October 23rd, 2006

Opening Day
By Neil M. Travis, Montana

Those two words once brought joy to my heart. In households across the land, grown men daydreamed of days astream, and wives wished that trout season had never been invented. Today most trout fisheries are open to year around angling, and the ritual of opening day has been relegated to the memories of those of us who experienced it.

In Michigan, where I misspent most of my youth, it opened the third Saturday in the month of April. All the good trout streams were located in the northern part of the state, and in the north country at the end of April, winter was never very far away. This resulted in the faithful expressing much concern about the conditions that they might encounter when they struck out for their favorite trout stream.

As the fateful day approached all eyes were keenly focused on the long range weather forecast, and reports from the north country were eagerly sought out. The amount of snow was of great concern. If there was lots of snow, then a quick warming trend could make the streams unfishable, and turn the back roads into impassable mud holes. Too much snow could mean that the back roads and campgrounds would still be closed, making access difficult, if not impossible. If it had been unusually warm, the early hatches might be finished before the season opened. It was clear that opening day was fraught with uncertainty.

One thing was certain, that come hell or high water, the faithful addicts would be there. More often than not, that is exactly what we found, at least the high water part. Opening day was akin to young love, filled with promise, but permeated with uncertainty. The streams were usually too high and too cold for good fly fishing, unless your bent was towards nymph fishing. The hatches, when they were present, were customarily sparse and elicited little interest on the part of the trout. Sometimes the weather was delightful, but on more occasions than I care to remember it was abysmal.

◆ ACTIONS TO TAKE
a) In the essay on trout season's opening day, retype the passage starting at "One thing was" and ending at "it was abysmal.".
b) According to the essay on trout season's opening day, when did the season open in Michigan?
c) Carry on the essay about trout season's opening day, picking up right after its final sentence.

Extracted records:
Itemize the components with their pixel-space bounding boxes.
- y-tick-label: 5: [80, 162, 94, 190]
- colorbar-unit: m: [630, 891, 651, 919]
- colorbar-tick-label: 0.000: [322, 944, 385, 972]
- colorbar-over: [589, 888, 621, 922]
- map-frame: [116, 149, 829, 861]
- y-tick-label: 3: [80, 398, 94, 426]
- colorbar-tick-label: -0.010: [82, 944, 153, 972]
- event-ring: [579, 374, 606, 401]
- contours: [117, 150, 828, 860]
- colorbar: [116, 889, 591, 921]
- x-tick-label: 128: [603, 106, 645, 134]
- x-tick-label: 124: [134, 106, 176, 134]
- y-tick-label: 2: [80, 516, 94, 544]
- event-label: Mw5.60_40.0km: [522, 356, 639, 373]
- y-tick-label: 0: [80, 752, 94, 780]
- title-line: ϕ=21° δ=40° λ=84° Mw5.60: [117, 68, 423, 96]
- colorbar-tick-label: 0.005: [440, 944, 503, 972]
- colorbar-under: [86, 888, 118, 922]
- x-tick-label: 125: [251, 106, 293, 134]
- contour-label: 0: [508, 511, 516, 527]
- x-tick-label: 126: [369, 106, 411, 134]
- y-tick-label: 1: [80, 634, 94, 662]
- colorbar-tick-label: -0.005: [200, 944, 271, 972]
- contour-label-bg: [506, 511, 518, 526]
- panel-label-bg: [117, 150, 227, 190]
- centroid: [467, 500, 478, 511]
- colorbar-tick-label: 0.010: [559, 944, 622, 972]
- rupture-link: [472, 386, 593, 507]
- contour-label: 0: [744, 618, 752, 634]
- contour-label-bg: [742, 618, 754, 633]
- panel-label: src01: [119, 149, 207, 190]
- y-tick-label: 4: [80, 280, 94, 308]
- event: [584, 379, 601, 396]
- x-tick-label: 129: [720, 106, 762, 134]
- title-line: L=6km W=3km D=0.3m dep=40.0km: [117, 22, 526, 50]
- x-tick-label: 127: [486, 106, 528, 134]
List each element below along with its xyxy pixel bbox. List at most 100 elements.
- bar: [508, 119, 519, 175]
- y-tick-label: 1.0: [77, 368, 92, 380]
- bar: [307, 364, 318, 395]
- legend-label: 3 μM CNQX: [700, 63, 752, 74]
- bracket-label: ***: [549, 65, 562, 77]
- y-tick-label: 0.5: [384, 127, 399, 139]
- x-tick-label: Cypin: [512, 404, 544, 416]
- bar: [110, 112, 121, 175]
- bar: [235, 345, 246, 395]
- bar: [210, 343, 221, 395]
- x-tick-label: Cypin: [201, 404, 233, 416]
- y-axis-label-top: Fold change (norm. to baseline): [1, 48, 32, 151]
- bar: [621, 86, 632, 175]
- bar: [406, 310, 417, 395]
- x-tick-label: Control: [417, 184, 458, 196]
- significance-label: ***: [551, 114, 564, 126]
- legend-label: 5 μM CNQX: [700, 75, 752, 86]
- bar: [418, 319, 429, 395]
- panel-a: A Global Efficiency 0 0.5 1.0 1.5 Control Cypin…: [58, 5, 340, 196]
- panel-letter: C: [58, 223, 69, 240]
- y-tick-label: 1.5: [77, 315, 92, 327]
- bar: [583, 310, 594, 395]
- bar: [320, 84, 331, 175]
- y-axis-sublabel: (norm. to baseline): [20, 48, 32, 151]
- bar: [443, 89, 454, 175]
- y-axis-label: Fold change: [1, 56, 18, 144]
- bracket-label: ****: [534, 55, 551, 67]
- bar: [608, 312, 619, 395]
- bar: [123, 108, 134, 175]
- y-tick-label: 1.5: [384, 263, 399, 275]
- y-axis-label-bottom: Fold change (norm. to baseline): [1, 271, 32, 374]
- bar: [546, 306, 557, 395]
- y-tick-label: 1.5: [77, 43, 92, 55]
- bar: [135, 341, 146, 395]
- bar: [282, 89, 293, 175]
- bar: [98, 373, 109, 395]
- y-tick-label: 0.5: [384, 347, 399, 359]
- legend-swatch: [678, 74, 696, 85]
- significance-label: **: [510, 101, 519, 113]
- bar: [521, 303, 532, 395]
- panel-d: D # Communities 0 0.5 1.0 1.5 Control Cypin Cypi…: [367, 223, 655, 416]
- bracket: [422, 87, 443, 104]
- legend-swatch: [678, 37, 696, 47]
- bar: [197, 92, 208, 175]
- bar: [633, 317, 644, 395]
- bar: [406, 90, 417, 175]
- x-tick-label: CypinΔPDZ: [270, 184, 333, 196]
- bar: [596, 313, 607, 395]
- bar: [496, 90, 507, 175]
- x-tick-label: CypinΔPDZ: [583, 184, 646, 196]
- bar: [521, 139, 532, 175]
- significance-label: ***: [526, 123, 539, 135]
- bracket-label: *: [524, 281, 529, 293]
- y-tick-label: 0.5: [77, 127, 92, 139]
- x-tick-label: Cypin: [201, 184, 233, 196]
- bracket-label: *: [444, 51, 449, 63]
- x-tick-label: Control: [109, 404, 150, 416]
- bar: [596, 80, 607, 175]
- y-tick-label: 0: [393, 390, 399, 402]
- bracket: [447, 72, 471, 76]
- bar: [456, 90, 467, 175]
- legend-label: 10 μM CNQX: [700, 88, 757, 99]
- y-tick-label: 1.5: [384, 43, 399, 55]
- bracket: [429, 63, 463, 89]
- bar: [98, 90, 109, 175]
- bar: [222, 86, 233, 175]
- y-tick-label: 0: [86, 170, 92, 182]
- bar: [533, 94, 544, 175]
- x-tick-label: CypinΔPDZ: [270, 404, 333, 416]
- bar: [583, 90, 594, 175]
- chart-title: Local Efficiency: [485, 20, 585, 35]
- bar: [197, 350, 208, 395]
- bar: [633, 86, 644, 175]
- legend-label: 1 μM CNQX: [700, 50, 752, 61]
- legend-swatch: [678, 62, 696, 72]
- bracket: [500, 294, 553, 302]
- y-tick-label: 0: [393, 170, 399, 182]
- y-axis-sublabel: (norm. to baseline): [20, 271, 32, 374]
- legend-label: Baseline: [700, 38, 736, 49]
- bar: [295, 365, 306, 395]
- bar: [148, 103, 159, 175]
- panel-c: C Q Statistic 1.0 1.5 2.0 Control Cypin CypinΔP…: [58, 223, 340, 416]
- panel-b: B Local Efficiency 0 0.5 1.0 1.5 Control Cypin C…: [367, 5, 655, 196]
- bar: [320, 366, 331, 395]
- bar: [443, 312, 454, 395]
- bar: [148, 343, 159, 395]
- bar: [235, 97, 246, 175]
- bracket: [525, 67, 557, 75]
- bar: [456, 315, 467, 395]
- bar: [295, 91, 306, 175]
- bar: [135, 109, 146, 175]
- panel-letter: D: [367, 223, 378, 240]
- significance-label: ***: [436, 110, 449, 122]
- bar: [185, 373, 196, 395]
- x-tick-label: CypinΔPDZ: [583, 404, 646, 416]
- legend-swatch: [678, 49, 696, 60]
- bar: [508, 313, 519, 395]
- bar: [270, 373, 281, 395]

◆ EXERCISE RESULTS
a)
One thing was certain, that come hell or high water, the faithful addicts would be there. More often than not, that is exactly what we found, at least the high water part. Opening day was akin to young love, filled with promise, but permeated with uncertainty. The streams were usually too high and too cold for good fly fishing, unless your bent was towards nymph fishing. The hatches, when they were present, were customarily sparse and elicited little interest on the part of the trout. Sometimes the weather was delightful, but on more occasions than I care to remember it was abysmal.

b) On the third Saturday in April.

c)
In retrospect, opening day was never about fishing, although no one would ever admit it. The faithful knew that opening day was a ritual, a time of renewal and revival. Opening day reassured us that things were as they should be, that God was in His heaven, and that all was right with the world. We knew that fishing would be better in the coming weeks, but for now it was enough to feel the water flowing around one's waders, to smell the damp earth, and to renew that essential contract between one's self and his environment. Opening day was about renewing old friendships forged through the years along trout streams. It was a time to rejoice with those who returned, and to lament over those whose angling days were over. Opening day was a celebration of life as the Creator intended it to be lived, a new beginning, the start of yet another voyage upon the uncharted sea of life's experiences. Opening day assured us that there was a degree of normalcy in a world where change and the status quo were constantly in conflict. Like a comfortable old hat, opening day felt good, it fit and gave meaning to life.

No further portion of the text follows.